-- begin Input --
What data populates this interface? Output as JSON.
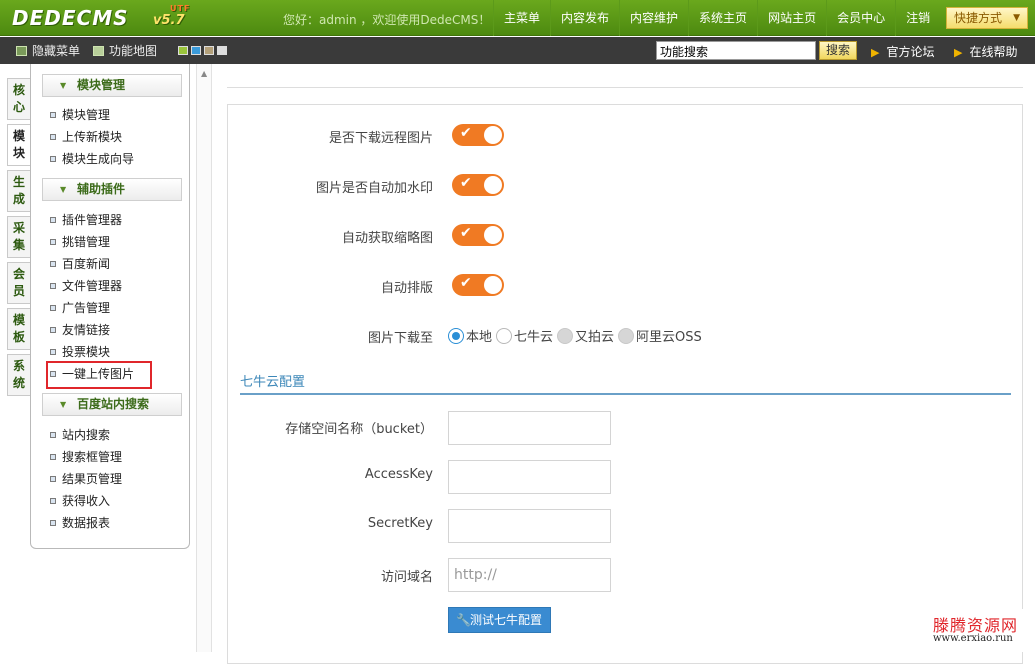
{
  "header": {
    "logo": "DEDECMS",
    "version": "v5.7",
    "charset": "UTF",
    "greeting": "您好：admin ，欢迎使用DedeCMS！",
    "nav": [
      "主菜单",
      "内容发布",
      "内容维护",
      "系统主页",
      "网站主页",
      "会员中心",
      "注销"
    ],
    "quick_menu": "快捷方式",
    "colors": {
      "bar": "#5a9a17",
      "subbar": "#3a3a3a"
    }
  },
  "subbar": {
    "hide_menu": "隐藏菜单",
    "feature_map": "功能地图",
    "skin_colors": [
      "#9ac43c",
      "#3a9ad9",
      "#b3a07a",
      "#dddddd"
    ],
    "search_value": "功能搜索",
    "search_button": "搜索",
    "forum": "官方论坛",
    "help": "在线帮助"
  },
  "vtabs": [
    {
      "label": "核心",
      "active": false
    },
    {
      "label": "模块",
      "active": true
    },
    {
      "label": "生成",
      "active": false
    },
    {
      "label": "采集",
      "active": false
    },
    {
      "label": "会员",
      "active": false
    },
    {
      "label": "模板",
      "active": false
    },
    {
      "label": "系统",
      "active": false
    }
  ],
  "sidebar": {
    "groups": [
      {
        "title": "模块管理",
        "items": [
          "模块管理",
          "上传新模块",
          "模块生成向导"
        ]
      },
      {
        "title": "辅助插件",
        "items": [
          "插件管理器",
          "挑错管理",
          "百度新闻",
          "文件管理器",
          "广告管理",
          "友情链接",
          "投票模块",
          "一键上传图片"
        ]
      },
      {
        "title": "百度站内搜索",
        "items": [
          "站内搜索",
          "搜索框管理",
          "结果页管理",
          "获得收入",
          "数据报表"
        ]
      }
    ],
    "highlighted_item": "一键上传图片"
  },
  "form": {
    "toggles": [
      {
        "label": "是否下载远程图片",
        "on": true
      },
      {
        "label": "图片是否自动加水印",
        "on": true
      },
      {
        "label": "自动获取缩略图",
        "on": true
      },
      {
        "label": "自动排版",
        "on": true
      }
    ],
    "download_to": {
      "label": "图片下载至",
      "options": [
        {
          "label": "本地",
          "checked": true,
          "disabled": false
        },
        {
          "label": "七牛云",
          "checked": false,
          "disabled": false
        },
        {
          "label": "又拍云",
          "checked": false,
          "disabled": true
        },
        {
          "label": "阿里云OSS",
          "checked": false,
          "disabled": true
        }
      ]
    },
    "section_title": "七牛云配置",
    "fields": [
      {
        "label": "存储空间名称（bucket）",
        "value": "",
        "placeholder": ""
      },
      {
        "label": "AccessKey",
        "value": "",
        "placeholder": ""
      },
      {
        "label": "SecretKey",
        "value": "",
        "placeholder": ""
      },
      {
        "label": "访问域名",
        "value": "",
        "placeholder": "http://"
      }
    ],
    "test_button": "测试七牛配置",
    "accent": "#f07a23"
  },
  "watermark": {
    "text": "滕腾资源网",
    "url": "www.erxiao.run"
  }
}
-- end Input --
▶ _Written exercise_:
Set down the material exactly, every line of it, except for the pictures.

▶ _Reply to the exercise_:
What data populates this interface? Output as JSON.
{
  "header": {
    "logo": "DEDECMS",
    "version": "v5.7",
    "charset": "UTF",
    "greeting": "您好：admin ，欢迎使用DedeCMS！",
    "nav": [
      "主菜单",
      "内容发布",
      "内容维护",
      "系统主页",
      "网站主页",
      "会员中心",
      "注销"
    ],
    "quick_menu": "快捷方式",
    "colors": {
      "bar": "#5a9a17",
      "subbar": "#3a3a3a"
    }
  },
  "subbar": {
    "hide_menu": "隐藏菜单",
    "feature_map": "功能地图",
    "skin_colors": [
      "#9ac43c",
      "#3a9ad9",
      "#b3a07a",
      "#dddddd"
    ],
    "search_value": "功能搜索",
    "search_button": "搜索",
    "forum": "官方论坛",
    "help": "在线帮助"
  },
  "vtabs": [
    {
      "label": "核心",
      "active": false
    },
    {
      "label": "模块",
      "active": true
    },
    {
      "label": "生成",
      "active": false
    },
    {
      "label": "采集",
      "active": false
    },
    {
      "label": "会员",
      "active": false
    },
    {
      "label": "模板",
      "active": false
    },
    {
      "label": "系统",
      "active": false
    }
  ],
  "sidebar": {
    "groups": [
      {
        "title": "模块管理",
        "items": [
          "模块管理",
          "上传新模块",
          "模块生成向导"
        ]
      },
      {
        "title": "辅助插件",
        "items": [
          "插件管理器",
          "挑错管理",
          "百度新闻",
          "文件管理器",
          "广告管理",
          "友情链接",
          "投票模块",
          "一键上传图片"
        ]
      },
      {
        "title": "百度站内搜索",
        "items": [
          "站内搜索",
          "搜索框管理",
          "结果页管理",
          "获得收入",
          "数据报表"
        ]
      }
    ],
    "highlighted_item": "一键上传图片"
  },
  "form": {
    "toggles": [
      {
        "label": "是否下载远程图片",
        "on": true
      },
      {
        "label": "图片是否自动加水印",
        "on": true
      },
      {
        "label": "自动获取缩略图",
        "on": true
      },
      {
        "label": "自动排版",
        "on": true
      }
    ],
    "download_to": {
      "label": "图片下载至",
      "options": [
        {
          "label": "本地",
          "checked": true,
          "disabled": false
        },
        {
          "label": "七牛云",
          "checked": false,
          "disabled": false
        },
        {
          "label": "又拍云",
          "checked": false,
          "disabled": true
        },
        {
          "label": "阿里云OSS",
          "checked": false,
          "disabled": true
        }
      ]
    },
    "section_title": "七牛云配置",
    "fields": [
      {
        "label": "存储空间名称（bucket）",
        "value": "",
        "placeholder": ""
      },
      {
        "label": "AccessKey",
        "value": "",
        "placeholder": ""
      },
      {
        "label": "SecretKey",
        "value": "",
        "placeholder": ""
      },
      {
        "label": "访问域名",
        "value": "",
        "placeholder": "http://"
      }
    ],
    "test_button": "测试七牛配置",
    "accent": "#f07a23"
  },
  "watermark": {
    "text": "滕腾资源网",
    "url": "www.erxiao.run"
  }
}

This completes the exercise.